▶ [WHAT YOU SHOULD DO] Every line below that holds the string "protein" must be copied.

MATERIAL FOR THIS EXERCISE section start

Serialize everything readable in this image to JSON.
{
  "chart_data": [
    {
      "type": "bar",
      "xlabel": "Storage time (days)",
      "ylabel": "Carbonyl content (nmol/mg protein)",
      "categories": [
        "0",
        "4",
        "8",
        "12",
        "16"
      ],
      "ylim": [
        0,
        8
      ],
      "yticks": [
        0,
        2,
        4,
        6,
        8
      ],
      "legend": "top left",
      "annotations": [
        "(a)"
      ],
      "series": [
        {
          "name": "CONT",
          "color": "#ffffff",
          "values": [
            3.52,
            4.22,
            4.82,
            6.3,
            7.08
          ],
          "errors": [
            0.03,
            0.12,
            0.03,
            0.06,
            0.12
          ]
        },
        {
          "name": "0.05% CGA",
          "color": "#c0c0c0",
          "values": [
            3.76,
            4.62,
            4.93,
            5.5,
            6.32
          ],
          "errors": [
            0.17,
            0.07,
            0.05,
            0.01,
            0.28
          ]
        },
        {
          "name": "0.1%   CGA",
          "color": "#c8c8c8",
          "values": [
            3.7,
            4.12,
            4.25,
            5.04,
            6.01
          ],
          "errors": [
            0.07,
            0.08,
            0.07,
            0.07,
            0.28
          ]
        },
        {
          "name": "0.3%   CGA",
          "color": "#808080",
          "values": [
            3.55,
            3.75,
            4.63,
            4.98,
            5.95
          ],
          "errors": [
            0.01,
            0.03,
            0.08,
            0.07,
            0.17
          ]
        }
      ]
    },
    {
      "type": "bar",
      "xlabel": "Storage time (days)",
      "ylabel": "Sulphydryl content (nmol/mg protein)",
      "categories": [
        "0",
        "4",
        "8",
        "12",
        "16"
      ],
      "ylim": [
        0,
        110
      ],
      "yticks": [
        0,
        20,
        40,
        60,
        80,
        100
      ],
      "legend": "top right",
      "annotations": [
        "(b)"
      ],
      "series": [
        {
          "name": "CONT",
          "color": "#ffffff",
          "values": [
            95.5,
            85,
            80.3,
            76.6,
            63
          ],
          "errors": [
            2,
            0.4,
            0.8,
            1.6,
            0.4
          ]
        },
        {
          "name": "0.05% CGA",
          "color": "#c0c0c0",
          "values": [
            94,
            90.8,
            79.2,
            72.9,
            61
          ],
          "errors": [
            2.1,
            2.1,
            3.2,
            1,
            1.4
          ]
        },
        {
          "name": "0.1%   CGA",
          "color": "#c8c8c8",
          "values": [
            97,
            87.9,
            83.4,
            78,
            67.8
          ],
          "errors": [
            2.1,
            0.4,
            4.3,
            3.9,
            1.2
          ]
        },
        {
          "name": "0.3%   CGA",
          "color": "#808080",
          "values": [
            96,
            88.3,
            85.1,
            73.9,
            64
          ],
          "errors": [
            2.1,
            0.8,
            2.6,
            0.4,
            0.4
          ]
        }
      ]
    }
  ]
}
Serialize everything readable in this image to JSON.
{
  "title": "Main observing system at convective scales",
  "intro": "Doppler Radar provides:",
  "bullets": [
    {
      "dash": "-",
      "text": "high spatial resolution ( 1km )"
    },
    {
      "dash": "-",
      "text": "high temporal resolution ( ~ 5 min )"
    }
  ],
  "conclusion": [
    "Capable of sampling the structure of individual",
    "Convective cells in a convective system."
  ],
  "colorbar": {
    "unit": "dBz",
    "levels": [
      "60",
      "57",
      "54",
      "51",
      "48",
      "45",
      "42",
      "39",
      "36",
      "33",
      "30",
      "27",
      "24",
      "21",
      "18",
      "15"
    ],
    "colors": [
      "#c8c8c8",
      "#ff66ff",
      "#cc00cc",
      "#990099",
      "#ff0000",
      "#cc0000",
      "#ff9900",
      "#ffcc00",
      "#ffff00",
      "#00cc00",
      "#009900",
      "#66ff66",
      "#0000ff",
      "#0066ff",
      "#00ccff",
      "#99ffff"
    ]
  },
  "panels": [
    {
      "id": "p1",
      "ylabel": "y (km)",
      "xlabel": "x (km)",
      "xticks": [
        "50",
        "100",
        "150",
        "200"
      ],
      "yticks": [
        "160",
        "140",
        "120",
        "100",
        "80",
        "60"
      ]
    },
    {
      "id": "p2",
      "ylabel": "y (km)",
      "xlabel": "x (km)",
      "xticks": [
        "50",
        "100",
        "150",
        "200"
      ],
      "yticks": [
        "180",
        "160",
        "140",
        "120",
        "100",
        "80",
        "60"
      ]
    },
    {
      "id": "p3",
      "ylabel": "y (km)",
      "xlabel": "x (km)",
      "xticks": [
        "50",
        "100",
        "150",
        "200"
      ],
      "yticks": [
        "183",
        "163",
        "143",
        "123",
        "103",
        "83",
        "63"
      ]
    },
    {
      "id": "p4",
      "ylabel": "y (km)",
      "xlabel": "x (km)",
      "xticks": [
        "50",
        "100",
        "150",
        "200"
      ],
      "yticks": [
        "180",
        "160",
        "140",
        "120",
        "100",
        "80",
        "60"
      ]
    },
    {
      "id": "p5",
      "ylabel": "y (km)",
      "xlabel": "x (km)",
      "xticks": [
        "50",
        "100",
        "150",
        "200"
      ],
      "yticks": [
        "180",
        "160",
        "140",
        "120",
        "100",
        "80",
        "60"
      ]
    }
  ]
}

MATERIAL FOR THIS EXERCISE section end

▶ [EXERCISE ANSWER]
      "ylabel": "Carbonyl content (nmol/mg protein)",
      "ylabel": "Sulphydryl content (nmol/mg protein)",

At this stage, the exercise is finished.